→ Trecho para leitura:
--

Oh morte, como é útil a tua lembrança. (Ecl. XLI, 3.)
Também para mim chegará aquela hora derradeira, que há de fechar o período da minha vida.
Prostrada no leito de dor e rodeada dos prantos dos meus parentes e amigos, será com angústia que verei chegar esse transe supremo.
É já certo que a hora se aproxima; já recebi o corpo do Salvador, como viático para a viagem tão cheia de dificuldades; já fui ungida com o óleo santo para o último e decisivo combate.
Despeço-me de todos aqueles a quem amava.
E a agonia começa: A vida vai0se retirando pouco a pouco dos membros, que se vão retirando pouco a pouco dos membros, que se vão resfriando. O peito respira com dificuldade; começa uma luta formidável; banha-me a fronte um suor frio; e brota-me dos olhos envidraçados a última lágrima.
No entretanto está-se travando na alma outro combate. O demônio, que tantas vezes a guerreou em vida, tenta os últimos esforços para se apoderar dela.
O astuto tentador, que antes encontrava uma desculpa para todos os pecados, agora procura inspirar à alma a dúvida e a desconfiança.
As frases consoladoras que o sacerdote segreda à moribunda, são bálsamo par ao seu coração angustiado; a fé aviva-se-lhe, e cobra novo ânimo, confiada no Sangue de Jesus Cristo.
Parte, alma cristã, parte deste mundo em nome de Deus Pai onipotente que te criou; em nome de Jesus Cristo, Filho de Deus vivo, que te remiu com o Seu Sangue; em nome do Espírito Santo que te fez templo vivo de Deus; em nome dos santos anjos e arcanjos, dos patriarcas e profetas, dos apóstolos, mártires, confessores e virgens, em nome de todos os santos de Deus; oxalá chegues hoje mesmo á mansão da paz, e recebas um lugar na santa Sião: parte, pois, desta vida.

--

→ Tarefa a realizar:
Extraia na íntegra o trecho sobre a hora da morte, reproduzindo cada palavra sem nenhuma alteração. Os itens não têm papel algum aqui.

→ Seção de dados:
--

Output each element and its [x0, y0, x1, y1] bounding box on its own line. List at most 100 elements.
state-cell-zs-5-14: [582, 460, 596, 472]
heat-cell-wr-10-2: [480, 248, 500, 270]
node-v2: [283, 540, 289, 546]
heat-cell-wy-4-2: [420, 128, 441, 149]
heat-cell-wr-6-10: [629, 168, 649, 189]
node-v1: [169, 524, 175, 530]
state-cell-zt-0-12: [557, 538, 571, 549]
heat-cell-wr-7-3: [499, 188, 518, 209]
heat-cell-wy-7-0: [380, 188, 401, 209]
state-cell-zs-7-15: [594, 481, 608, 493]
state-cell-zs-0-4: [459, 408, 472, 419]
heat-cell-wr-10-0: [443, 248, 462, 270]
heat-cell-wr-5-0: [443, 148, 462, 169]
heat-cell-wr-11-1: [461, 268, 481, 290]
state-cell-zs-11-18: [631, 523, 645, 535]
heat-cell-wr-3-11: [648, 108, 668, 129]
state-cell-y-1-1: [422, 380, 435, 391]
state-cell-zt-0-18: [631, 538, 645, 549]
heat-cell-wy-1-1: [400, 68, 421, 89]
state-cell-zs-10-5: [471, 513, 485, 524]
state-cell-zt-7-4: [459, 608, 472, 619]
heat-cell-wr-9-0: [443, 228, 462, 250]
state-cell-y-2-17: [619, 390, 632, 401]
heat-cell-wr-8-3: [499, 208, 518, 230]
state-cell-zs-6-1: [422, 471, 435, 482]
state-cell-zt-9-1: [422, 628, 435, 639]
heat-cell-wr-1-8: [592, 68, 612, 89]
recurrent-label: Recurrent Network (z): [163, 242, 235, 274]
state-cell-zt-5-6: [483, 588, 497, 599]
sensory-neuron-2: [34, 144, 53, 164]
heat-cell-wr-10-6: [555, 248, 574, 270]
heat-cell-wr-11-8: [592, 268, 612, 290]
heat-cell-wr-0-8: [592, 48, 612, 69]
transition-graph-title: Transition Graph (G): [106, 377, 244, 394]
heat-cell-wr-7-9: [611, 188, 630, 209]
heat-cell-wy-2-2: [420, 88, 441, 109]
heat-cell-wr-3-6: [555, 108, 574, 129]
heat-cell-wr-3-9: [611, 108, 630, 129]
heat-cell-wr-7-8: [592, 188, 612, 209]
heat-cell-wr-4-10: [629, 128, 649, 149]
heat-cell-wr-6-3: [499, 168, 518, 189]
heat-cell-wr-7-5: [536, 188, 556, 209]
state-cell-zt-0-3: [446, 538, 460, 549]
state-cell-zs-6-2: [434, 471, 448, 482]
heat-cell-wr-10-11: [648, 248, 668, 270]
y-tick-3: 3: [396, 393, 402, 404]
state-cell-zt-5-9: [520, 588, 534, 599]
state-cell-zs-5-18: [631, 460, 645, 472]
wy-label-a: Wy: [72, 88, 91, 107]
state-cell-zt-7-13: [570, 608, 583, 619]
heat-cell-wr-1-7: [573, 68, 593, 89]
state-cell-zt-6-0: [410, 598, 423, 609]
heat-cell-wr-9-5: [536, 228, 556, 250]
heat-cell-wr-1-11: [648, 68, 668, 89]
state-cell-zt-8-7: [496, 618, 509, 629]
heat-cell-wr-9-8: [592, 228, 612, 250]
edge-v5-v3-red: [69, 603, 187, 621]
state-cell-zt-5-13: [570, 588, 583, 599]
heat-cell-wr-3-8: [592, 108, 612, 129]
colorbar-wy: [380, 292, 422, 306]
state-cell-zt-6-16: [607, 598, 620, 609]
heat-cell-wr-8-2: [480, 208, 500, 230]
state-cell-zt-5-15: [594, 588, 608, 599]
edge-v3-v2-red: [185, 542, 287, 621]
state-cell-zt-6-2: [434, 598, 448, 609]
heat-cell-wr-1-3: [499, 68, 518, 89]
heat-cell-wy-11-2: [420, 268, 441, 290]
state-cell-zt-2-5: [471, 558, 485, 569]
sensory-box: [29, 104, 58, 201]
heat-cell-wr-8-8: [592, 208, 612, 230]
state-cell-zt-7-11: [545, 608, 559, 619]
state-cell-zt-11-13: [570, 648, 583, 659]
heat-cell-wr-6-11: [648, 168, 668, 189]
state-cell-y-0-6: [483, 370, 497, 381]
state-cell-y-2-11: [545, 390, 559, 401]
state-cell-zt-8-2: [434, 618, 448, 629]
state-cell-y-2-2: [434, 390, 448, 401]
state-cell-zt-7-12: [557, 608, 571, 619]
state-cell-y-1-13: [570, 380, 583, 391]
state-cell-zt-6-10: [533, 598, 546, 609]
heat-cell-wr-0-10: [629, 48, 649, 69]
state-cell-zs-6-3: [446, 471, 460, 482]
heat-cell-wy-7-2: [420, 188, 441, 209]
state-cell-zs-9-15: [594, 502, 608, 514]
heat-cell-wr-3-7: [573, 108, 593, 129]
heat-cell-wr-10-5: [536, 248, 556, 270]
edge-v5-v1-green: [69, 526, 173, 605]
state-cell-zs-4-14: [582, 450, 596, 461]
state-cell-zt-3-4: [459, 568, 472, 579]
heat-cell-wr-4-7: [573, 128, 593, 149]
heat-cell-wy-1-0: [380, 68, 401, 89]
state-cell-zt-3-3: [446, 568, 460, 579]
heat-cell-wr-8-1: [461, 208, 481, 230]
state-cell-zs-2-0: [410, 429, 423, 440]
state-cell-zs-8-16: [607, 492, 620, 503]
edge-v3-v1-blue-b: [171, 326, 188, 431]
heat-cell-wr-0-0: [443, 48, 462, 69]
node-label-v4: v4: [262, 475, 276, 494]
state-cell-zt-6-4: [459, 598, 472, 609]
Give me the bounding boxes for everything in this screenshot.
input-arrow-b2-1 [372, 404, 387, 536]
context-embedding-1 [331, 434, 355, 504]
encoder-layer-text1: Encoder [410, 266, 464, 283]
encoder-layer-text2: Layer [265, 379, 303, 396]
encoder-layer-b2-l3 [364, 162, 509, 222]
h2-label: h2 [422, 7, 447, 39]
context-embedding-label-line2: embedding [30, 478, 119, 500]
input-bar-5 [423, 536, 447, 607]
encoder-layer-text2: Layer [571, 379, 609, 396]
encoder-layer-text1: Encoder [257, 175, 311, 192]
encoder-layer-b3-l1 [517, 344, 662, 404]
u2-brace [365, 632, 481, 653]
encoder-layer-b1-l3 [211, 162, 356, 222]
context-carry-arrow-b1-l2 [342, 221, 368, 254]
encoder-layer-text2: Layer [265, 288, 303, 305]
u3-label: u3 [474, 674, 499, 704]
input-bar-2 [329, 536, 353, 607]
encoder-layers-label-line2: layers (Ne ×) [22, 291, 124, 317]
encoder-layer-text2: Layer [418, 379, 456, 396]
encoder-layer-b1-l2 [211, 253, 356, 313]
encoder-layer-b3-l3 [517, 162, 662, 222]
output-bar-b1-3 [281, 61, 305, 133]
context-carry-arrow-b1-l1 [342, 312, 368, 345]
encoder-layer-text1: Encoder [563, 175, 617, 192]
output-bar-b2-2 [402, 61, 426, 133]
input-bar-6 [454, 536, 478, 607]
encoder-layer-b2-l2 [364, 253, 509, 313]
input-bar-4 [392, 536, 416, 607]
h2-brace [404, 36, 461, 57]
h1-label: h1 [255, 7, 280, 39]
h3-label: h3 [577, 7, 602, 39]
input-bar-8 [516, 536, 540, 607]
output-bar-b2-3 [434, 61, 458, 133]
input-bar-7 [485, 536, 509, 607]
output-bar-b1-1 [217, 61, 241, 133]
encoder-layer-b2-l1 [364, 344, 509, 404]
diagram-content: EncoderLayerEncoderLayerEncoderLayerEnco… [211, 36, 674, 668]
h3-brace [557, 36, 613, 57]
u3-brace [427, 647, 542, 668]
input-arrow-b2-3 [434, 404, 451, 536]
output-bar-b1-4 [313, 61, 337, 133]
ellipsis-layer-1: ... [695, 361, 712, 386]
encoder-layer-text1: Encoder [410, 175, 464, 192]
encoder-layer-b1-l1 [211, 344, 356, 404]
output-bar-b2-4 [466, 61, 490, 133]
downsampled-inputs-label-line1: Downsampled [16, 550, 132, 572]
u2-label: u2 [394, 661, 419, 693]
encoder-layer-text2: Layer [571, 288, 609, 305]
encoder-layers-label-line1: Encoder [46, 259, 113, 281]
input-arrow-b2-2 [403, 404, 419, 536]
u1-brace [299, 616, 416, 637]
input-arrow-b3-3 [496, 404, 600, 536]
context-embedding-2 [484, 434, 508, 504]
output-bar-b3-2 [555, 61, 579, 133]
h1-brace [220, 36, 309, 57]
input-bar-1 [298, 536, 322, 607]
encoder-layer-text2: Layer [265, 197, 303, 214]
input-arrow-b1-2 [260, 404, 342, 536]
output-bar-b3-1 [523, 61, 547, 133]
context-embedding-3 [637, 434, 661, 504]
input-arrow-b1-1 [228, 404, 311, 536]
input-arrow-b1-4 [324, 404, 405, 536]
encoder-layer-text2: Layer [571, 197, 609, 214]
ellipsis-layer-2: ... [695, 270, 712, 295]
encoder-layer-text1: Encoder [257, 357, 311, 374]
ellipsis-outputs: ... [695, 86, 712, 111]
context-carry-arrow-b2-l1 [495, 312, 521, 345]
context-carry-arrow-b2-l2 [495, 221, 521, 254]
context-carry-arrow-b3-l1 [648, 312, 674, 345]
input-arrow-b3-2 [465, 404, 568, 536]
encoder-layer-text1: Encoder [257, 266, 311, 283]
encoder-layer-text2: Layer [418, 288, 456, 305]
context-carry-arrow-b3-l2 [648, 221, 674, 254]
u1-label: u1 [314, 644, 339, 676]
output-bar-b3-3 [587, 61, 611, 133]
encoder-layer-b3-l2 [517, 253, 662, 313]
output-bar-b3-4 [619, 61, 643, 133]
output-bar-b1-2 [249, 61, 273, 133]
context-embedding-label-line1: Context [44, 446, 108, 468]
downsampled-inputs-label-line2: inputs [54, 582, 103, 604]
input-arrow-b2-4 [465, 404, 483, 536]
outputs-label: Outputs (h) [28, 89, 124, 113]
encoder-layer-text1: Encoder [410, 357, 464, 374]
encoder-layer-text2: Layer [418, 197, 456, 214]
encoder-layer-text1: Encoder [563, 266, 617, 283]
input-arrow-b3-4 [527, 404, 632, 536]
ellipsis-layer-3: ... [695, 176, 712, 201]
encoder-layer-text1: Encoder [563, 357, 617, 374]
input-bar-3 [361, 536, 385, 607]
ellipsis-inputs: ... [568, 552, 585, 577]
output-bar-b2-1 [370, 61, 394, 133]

--

→ Resposta:
Oh morte, como é útil a tua lembrança. (Ecl. XLI, 3.)
Também para mim chegará aquela hora derradeira, que há de fechar o período da minha vida.
Prostrada no leito de dor e rodeada dos prantos dos meus parentes e amigos, será com angústia que verei chegar esse transe supremo.
É já certo que a hora se aproxima; já recebi o corpo do Salvador, como viático para a viagem tão cheia de dificuldades; já fui ungida com o óleo santo para o último e decisivo combate.
Despeço-me de todos aqueles a quem amava.
E a agonia começa: A vida vai0se retirando pouco a pouco dos membros, que se vão retirando pouco a pouco dos membros, que se vão resfriando. O peito respira com dificuldade; começa uma luta formidável; banha-me a fronte um suor frio; e brota-me dos olhos envidraçados a última lágrima.
No entretanto está-se travando na alma outro combate. O demônio, que tantas vezes a guerreou em vida, tenta os últimos esforços para se apoderar dela.
O astuto tentador, que antes encontrava uma desculpa para todos os pecados, agora procura inspirar à alma a dúvida e a desconfiança.
As frases consoladoras que o sacerdote segreda à moribunda, são bálsamo par ao seu coração angustiado; a fé aviva-se-lhe, e cobra novo ânimo, confiada no Sangue de Jesus Cristo.
Parte, alma cristã, parte deste mundo em nome de Deus Pai onipotente que te criou; em nome de Jesus Cristo, Filho de Deus vivo, que te remiu com o Seu Sangue; em nome do Espírito Santo que te fez templo vivo de Deus; em nome dos santos anjos e arcanjos, dos patriarcas e profetas, dos apóstolos, mártires, confessores e virgens, em nome de todos os santos de Deus; oxalá chegues hoje mesmo á mansão da paz, e recebas um lugar na santa Sião: parte, pois, desta vida.